Stored records:
_____

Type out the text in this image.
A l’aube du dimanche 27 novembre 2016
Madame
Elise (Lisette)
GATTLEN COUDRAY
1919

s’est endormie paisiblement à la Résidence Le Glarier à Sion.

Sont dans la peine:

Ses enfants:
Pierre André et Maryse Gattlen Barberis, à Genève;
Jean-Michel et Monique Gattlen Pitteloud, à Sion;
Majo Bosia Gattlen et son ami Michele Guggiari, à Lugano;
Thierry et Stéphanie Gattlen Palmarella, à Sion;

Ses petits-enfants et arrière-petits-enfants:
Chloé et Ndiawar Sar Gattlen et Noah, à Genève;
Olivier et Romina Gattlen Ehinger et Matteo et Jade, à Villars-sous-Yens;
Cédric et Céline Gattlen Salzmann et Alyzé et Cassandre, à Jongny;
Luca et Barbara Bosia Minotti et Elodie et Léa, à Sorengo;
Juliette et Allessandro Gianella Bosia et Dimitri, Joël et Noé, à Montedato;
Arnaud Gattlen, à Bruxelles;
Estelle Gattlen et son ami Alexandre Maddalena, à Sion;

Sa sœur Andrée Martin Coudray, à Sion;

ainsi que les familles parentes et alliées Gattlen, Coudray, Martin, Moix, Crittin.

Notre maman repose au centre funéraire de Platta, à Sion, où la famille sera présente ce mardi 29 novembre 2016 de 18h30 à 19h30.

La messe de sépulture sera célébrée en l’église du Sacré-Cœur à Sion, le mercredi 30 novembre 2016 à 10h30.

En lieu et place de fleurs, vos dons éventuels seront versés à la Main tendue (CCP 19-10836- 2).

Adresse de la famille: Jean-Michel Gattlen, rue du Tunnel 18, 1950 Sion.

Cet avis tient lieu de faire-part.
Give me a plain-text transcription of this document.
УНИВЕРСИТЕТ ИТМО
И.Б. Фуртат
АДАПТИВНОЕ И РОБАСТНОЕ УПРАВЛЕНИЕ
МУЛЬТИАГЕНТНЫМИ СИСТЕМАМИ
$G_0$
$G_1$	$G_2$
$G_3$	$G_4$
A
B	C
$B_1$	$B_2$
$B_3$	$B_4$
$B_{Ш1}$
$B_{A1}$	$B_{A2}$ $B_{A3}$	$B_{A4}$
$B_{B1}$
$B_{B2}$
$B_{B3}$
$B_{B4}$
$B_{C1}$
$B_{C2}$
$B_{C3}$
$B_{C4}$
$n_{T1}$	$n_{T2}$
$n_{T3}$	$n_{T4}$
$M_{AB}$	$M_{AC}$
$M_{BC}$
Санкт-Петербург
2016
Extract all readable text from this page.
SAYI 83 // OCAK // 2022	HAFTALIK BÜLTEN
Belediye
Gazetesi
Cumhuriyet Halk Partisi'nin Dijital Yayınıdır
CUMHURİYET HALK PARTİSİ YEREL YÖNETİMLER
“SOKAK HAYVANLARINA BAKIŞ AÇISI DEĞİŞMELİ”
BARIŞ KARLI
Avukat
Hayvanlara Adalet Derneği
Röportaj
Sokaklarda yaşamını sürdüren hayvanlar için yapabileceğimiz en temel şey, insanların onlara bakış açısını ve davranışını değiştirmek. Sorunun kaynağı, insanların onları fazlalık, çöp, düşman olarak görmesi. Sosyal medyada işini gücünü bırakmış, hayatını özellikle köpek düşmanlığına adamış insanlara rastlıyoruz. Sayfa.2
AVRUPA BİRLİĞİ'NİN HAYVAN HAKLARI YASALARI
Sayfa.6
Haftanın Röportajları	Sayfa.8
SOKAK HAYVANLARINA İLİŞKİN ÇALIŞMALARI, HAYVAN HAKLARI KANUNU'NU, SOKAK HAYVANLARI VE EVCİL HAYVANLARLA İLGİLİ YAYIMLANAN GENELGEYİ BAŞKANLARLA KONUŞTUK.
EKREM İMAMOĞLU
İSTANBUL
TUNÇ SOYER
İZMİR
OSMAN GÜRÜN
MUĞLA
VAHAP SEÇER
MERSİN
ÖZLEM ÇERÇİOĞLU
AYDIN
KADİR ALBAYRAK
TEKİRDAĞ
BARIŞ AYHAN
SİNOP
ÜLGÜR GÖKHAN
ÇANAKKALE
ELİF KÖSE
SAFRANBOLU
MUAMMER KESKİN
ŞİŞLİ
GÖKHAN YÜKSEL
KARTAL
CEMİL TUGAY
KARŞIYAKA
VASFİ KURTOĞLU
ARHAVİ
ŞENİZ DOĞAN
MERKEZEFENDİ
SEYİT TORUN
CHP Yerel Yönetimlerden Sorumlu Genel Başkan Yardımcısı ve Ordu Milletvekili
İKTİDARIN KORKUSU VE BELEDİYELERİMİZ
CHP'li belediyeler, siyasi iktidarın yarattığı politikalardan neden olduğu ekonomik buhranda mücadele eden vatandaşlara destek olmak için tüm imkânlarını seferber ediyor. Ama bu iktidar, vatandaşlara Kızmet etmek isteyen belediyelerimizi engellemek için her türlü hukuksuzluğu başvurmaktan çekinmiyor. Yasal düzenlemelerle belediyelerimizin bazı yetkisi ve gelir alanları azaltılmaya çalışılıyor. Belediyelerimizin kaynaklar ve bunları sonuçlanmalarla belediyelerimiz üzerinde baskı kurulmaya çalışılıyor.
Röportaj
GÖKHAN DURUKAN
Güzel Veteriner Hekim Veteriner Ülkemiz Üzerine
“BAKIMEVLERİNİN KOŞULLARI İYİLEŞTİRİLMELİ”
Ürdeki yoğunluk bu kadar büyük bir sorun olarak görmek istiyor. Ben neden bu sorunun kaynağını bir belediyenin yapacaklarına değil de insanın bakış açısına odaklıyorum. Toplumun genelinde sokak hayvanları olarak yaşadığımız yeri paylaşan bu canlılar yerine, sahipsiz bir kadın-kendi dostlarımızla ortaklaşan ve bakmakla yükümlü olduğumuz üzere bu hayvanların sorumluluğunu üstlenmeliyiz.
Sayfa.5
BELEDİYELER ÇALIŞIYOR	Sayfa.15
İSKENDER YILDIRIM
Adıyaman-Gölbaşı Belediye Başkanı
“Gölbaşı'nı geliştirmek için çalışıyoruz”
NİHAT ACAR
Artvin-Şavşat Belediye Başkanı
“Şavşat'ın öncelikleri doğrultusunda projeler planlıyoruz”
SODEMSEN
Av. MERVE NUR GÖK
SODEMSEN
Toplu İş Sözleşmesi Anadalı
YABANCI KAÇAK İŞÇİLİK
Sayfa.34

_____

## WRITTEN INSTRUCTION
Find each line holding the word "Bosia" and copy it.

## TASK SOLUTION
Majo Bosia Gattlen et son ami Michele Guggiari, à Lugano;
Luca et Barbara Bosia Minotti et Elodie et Léa, à Sorengo;
Juliette et Allessandro Gianella Bosia et Dimitri, Joël et Noé, à Montedato;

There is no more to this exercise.